Data records:
┌────────

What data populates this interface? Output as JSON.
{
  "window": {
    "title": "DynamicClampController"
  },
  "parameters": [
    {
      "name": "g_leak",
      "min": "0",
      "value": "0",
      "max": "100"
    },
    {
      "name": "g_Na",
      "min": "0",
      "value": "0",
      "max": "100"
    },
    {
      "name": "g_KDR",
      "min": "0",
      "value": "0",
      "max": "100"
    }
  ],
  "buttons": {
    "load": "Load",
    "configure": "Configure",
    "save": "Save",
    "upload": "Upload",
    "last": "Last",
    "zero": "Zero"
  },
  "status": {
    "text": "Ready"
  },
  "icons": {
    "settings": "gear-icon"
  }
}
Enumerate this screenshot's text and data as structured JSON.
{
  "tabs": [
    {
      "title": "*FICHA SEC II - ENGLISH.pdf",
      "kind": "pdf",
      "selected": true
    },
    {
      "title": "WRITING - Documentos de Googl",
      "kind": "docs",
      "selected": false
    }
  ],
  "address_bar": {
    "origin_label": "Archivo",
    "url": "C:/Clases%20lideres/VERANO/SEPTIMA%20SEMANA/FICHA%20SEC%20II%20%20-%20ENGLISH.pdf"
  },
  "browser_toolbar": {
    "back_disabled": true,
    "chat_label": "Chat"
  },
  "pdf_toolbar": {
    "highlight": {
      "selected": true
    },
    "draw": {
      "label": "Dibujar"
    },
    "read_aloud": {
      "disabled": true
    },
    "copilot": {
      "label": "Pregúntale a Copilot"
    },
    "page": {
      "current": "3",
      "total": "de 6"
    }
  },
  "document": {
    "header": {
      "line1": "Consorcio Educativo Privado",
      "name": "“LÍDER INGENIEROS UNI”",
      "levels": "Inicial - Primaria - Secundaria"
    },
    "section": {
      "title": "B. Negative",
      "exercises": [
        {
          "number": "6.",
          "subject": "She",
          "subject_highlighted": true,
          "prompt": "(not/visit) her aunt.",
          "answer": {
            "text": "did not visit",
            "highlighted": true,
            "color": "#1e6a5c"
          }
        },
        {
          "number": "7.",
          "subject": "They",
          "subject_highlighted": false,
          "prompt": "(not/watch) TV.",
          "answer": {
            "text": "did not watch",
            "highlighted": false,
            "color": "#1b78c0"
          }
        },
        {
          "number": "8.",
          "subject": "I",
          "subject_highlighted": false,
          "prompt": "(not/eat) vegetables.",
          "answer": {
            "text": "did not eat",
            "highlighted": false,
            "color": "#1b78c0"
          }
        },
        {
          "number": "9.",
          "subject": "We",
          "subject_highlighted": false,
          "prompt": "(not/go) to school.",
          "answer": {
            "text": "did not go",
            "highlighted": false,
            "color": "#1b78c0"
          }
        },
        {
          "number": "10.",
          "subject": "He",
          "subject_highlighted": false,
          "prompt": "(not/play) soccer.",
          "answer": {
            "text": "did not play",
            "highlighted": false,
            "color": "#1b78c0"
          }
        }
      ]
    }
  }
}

└────────

Collect every line with the string "visit" from the records, and copy each.

Answer to the exercise:
          "prompt": "(not/visit) her aunt.",
            "text": "did not visit",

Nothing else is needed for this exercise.